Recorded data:

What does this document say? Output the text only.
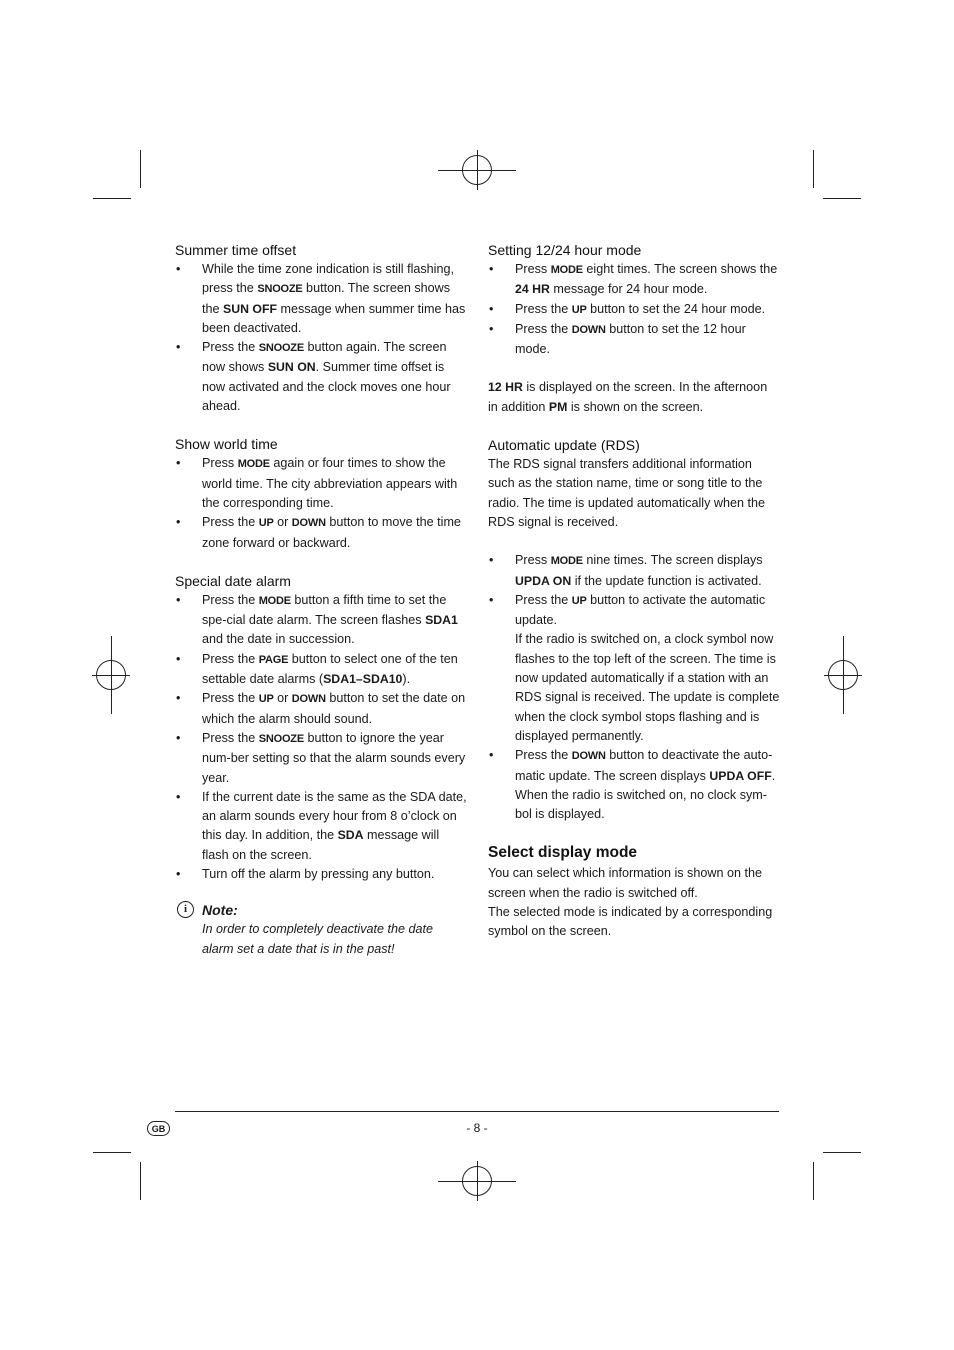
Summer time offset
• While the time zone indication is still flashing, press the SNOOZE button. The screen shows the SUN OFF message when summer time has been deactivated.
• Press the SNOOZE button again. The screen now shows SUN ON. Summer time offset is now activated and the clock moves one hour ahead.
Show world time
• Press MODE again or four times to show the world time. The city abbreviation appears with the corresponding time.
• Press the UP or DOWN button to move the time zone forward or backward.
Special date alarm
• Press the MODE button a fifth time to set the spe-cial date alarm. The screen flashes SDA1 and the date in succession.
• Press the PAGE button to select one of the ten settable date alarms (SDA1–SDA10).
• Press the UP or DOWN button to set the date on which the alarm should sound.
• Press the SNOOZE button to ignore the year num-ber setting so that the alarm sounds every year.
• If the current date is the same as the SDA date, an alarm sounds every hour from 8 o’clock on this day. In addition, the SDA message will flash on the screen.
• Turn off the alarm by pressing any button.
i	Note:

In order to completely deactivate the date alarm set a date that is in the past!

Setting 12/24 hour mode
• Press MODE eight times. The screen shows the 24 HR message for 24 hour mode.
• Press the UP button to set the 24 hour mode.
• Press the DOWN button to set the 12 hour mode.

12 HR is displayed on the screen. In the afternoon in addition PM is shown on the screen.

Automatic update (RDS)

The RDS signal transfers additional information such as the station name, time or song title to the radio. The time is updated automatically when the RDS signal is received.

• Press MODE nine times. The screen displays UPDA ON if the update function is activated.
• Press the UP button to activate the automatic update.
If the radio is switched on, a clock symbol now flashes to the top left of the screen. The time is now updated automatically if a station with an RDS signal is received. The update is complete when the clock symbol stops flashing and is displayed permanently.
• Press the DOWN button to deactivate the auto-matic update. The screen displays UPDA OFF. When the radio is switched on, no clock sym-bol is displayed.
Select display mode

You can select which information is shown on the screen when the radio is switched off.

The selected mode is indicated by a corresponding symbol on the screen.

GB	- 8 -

What the exercise asks: Quote all of the entries word for word, omitting any pictures.

Exercise answer:
What does this document say? Output the text only.
Summer time offset
• While the time zone indication is still flashing, press the SNOOZE button. The screen shows the SUN OFF message when summer time has been deactivated.
• Press the SNOOZE button again. The screen now shows SUN ON. Summer time offset is now activated and the clock moves one hour ahead.
Show world time
• Press MODE again or four times to show the world time. The city abbreviation appears with the corresponding time.
• Press the UP or DOWN button to move the time zone forward or backward.
Special date alarm
• Press the MODE button a fifth time to set the spe-cial date alarm. The screen flashes SDA1 and the date in succession.
• Press the PAGE button to select one of the ten settable date alarms (SDA1–SDA10).
• Press the UP or DOWN button to set the date on which the alarm should sound.
• Press the SNOOZE button to ignore the year num-ber setting so that the alarm sounds every year.
• If the current date is the same as the SDA date, an alarm sounds every hour from 8 o’clock on this day. In addition, the SDA message will flash on the screen.
• Turn off the alarm by pressing any button.
i	Note:

In order to completely deactivate the date alarm set a date that is in the past!

Setting 12/24 hour mode
• Press MODE eight times. The screen shows the 24 HR message for 24 hour mode.
• Press the UP button to set the 24 hour mode.
• Press the DOWN button to set the 12 hour mode.

12 HR is displayed on the screen. In the afternoon in addition PM is shown on the screen.

Automatic update (RDS)

The RDS signal transfers additional information such as the station name, time or song title to the radio. The time is updated automatically when the RDS signal is received.

• Press MODE nine times. The screen displays UPDA ON if the update function is activated.
• Press the UP button to activate the automatic update.
If the radio is switched on, a clock symbol now flashes to the top left of the screen. The time is now updated automatically if a station with an RDS signal is received. The update is complete when the clock symbol stops flashing and is displayed permanently.
• Press the DOWN button to deactivate the auto-matic update. The screen displays UPDA OFF. When the radio is switched on, no clock sym-bol is displayed.
Select display mode

You can select which information is shown on the screen when the radio is switched off.

The selected mode is indicated by a corresponding symbol on the screen.

GB	- 8 -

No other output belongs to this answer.